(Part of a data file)
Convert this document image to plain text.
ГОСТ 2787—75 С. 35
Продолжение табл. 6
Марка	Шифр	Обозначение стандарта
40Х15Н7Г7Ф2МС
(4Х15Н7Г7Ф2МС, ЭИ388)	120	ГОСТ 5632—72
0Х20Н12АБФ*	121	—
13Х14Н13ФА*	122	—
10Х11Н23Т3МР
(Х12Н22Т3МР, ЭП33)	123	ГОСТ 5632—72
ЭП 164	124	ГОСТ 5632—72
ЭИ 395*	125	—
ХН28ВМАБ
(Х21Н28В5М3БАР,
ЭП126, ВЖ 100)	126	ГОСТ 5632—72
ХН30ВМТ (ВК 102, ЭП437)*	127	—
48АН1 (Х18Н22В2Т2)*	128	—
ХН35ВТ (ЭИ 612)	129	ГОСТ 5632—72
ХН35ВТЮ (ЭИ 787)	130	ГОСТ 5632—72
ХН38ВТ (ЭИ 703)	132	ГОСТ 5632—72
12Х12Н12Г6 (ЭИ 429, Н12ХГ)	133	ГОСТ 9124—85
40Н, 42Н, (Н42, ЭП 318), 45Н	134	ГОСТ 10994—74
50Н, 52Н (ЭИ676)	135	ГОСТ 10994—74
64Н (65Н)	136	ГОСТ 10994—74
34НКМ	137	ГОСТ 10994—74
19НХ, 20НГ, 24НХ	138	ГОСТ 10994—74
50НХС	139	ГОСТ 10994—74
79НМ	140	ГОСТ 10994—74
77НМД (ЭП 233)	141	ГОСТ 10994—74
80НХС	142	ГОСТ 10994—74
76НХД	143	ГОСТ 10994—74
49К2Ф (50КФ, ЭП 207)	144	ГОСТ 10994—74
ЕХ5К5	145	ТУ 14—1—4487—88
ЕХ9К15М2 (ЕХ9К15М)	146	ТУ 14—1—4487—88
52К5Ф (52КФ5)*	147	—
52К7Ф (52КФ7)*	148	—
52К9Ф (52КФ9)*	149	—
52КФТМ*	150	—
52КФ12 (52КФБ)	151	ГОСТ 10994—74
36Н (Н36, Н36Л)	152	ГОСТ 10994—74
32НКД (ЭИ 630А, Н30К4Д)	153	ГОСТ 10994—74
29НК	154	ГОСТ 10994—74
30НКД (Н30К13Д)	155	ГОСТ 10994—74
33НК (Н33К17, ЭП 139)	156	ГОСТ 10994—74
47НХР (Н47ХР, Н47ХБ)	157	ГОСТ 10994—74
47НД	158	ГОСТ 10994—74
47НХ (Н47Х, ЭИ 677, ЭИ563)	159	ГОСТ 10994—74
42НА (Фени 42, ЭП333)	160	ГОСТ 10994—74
...
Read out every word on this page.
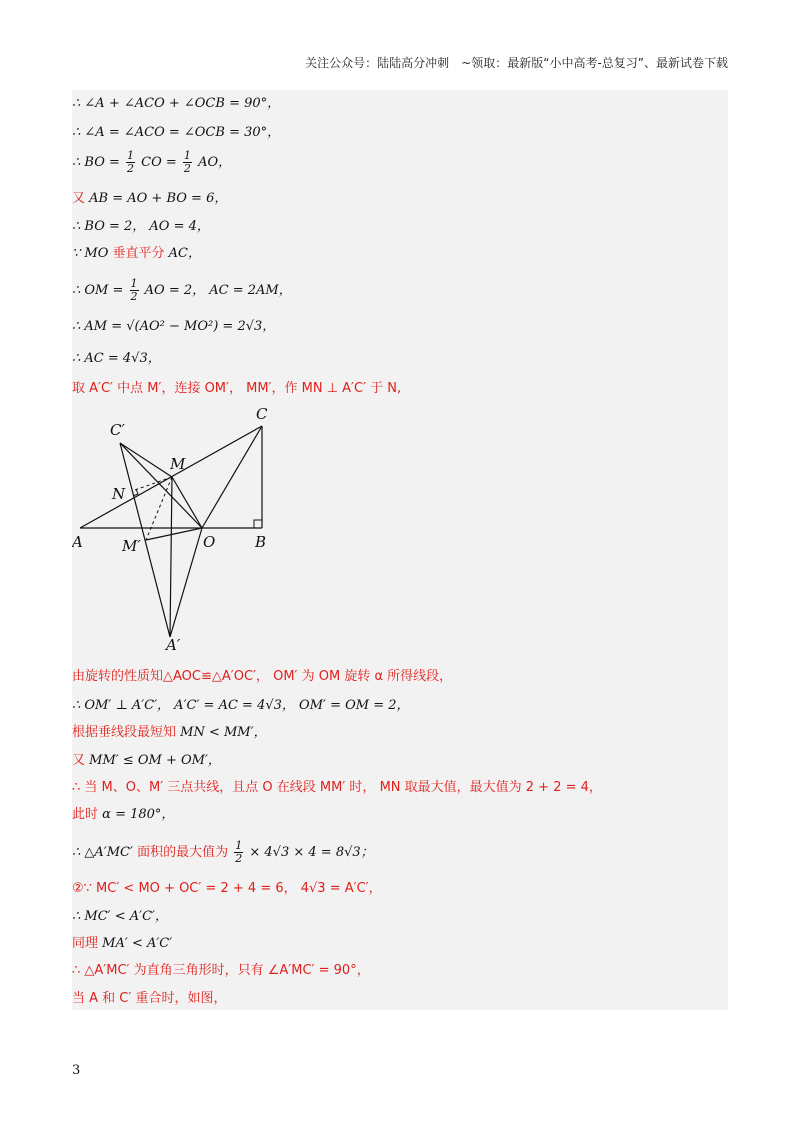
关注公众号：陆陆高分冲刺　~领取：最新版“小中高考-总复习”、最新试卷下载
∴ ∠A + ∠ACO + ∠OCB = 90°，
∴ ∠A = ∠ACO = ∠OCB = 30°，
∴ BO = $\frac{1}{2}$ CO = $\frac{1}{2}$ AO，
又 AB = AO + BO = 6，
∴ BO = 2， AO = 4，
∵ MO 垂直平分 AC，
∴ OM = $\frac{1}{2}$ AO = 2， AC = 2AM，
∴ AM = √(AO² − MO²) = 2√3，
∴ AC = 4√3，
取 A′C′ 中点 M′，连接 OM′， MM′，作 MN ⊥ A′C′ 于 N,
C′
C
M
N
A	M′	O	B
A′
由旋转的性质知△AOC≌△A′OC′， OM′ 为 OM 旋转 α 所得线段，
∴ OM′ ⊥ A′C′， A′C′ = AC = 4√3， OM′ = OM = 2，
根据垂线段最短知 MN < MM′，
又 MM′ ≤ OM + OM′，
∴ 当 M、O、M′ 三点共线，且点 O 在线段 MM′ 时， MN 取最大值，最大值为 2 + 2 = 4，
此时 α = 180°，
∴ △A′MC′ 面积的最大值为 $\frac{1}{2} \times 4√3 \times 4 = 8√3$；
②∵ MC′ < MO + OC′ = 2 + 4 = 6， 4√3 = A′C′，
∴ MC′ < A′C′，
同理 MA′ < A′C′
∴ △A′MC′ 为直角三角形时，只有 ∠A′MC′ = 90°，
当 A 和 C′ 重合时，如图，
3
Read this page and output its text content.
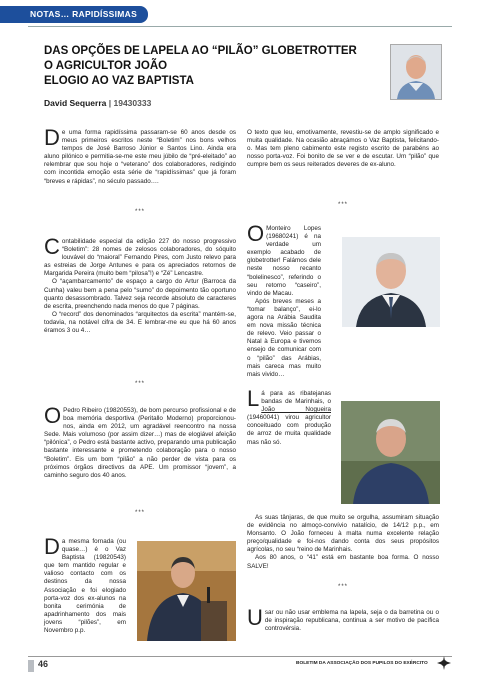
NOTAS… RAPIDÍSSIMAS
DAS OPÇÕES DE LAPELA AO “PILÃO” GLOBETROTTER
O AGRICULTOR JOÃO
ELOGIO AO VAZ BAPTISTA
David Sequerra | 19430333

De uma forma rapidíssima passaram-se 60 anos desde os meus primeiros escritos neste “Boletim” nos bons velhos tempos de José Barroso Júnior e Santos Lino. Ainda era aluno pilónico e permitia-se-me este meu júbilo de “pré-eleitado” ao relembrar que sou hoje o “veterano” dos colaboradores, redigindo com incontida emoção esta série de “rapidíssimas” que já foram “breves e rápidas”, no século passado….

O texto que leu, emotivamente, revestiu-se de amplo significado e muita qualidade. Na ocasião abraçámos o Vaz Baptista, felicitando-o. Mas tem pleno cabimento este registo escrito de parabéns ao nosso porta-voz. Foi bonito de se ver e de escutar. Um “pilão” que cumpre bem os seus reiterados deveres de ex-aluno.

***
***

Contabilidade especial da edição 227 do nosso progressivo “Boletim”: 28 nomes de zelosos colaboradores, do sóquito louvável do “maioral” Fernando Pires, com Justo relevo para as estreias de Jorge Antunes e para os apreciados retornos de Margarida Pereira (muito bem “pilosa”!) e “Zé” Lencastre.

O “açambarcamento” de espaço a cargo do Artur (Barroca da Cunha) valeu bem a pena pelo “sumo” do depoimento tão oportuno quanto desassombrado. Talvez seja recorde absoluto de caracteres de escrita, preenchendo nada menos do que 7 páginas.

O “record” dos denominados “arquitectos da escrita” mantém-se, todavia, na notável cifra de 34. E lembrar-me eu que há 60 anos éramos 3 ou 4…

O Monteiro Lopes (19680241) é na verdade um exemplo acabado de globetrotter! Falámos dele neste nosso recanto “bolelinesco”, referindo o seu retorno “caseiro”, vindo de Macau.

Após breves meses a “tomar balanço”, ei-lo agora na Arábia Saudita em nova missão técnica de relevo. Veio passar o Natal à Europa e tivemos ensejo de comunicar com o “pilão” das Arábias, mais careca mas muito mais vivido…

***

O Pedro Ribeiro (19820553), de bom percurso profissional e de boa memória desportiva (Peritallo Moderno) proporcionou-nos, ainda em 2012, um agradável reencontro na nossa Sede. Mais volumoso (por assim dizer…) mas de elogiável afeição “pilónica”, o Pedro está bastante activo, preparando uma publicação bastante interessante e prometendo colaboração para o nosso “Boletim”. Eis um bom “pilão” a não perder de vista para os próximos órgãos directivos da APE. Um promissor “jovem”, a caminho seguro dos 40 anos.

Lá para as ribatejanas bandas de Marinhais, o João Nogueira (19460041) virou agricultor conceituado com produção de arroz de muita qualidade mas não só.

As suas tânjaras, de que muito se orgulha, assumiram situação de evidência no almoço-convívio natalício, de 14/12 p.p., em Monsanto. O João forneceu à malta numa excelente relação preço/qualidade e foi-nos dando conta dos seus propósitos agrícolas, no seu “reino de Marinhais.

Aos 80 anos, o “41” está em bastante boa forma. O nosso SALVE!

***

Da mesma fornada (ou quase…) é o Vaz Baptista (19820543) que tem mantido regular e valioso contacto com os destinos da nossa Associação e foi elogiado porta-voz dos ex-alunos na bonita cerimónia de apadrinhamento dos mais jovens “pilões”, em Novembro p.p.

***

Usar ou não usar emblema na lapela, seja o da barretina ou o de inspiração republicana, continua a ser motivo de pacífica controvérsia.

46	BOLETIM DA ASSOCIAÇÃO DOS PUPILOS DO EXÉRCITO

Aim ::
Copy each line of the data above that holds "page".

Answer for the task ::
Read out every word on this page.
Read this page and output its text content.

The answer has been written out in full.